◆ Task set ◆
**1)** Name every company mentioned in the Hindalco article below.
**2)** According to the Hindalco article below, what multiple of its estimated 2015-16 book value does Hindalco's stock trade at?
**3)** Write the next part of the article on Hindalco Industries below, picking up after its final sentence.

◆ Given text ◆
Stock Fundamentals

Hindalco Industries: Down but not out

Meera Siva | Updated on January 22, 2018 Published on September 27, 2015



The rout of aluminium prices has dented profits. But long-term prospects remain strong

Stocks of global metal producers are being hammered due to the meltdown in prices. The BSE Metal index is down over 35 per cent since the start of 2015. Among those worst hit is aluminium major Hindalco Industries (Hindalco) whose stock price has been cut by half over this period.

The stock’s poor performance was due to a few reasons. One, aluminium prices are down over 20 per cent in the last year and the metal forms the mainstay of the company’s revenue. Over-supply from China could lead to continued price pressure in the near term. Two, operational performance of its Indian units in the June quarter was weak.

While metal production increased nearly 40 per cent year-on-year, profits slipped due to lower realisations, aggravated by higher input costs, depreciation and interest expenses.

The management has indicated that profitability impact may last for a few more quarters.

Three, the company’s US subsidiary, Novelis, which contributes 50 per cent of its consolidated revenue, reported lacklustre results in the June quarter. Sales dipped 2 per cent Y-o-Y and the subsidiary reported a loss.

Falling aluminium prices may continue to dent profits due to inventory losses in the near term. But after the fall in price, Hindalco’s stock is inexpensive. The stock trades at 0.4 times its estimated 2015-16 book value.

This is much lower than that of global peers such as Rusal and Alcoa (trading at 0.7 to 0.9 times price to book) and local peer Nalco (trading at 0.6 times price to book). It is also lower than its historic price-to-book ratio of about one time in the last five years.

◆ Given data ◆
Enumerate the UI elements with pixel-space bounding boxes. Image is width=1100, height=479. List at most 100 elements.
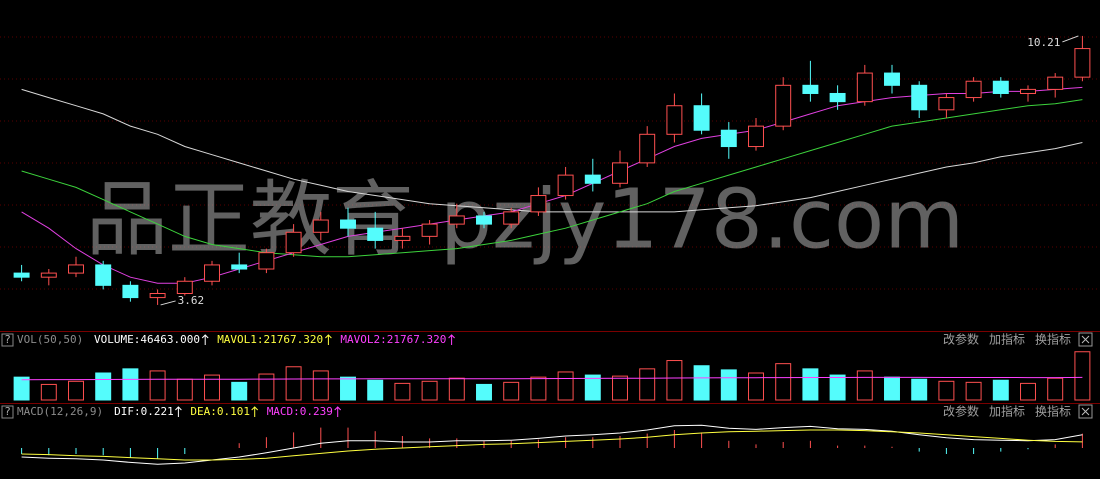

◆ Answers to the problems ◆
**1)** Hindalco Industries, Novelis, Rusal, Alcoa, Nalco

**2)** 0.4 times

**3)**
Shareholders can remain invested as the near-term negatives seem to be priced in and the company’s long-term prospects remain strong.

A weak rupee will benefit the company. Also, any hike in import duty (from 5-10 per cent) as demanded by the industry should help.

Margin pressure

That said, the cheap valuation does not make the stock a buy candidate as it lacks near-term price triggers.

Hindalco’s margins are under pressure and there may be no respite in the near future. For one, after the company lost its captive coal blocks in April 2015, it had to purchase fuel at higher prices; input costs increased 45 per cent Y-o-Y in the June quarter.

While the four coal blocks it won in recent e-auctions can take care of one-fourth of its coal requirements, margins may remain dented until production starts (over the next two quarters). Also, interest cost increased 78 per cent Y-o-Y in the June quarter as new capacities became operational.

Depreciation expenses increased sharply — 40 per cent year-on-year — in the June quarter. These factors would continue to put pressure on net profit which dipped 67 per cent in the June quarter.

Profits at its US subsidiary Novelis — the world's largest recycler of aluminium — were affected primarily by falling aluminium prices which led to inventory losses.

Also, ramp up in costs for its new automotive capacity impacted profit.

Long-term positives

Hindalco’s long-term prospects, however, remain strong. Its copper segment, which contributes about 15 per cent of operating profits, faced revenue pressure from falling metal prices. However, thanks to better smelting margins, profits improved Y-o-Y in the June quarter by 8 per cent.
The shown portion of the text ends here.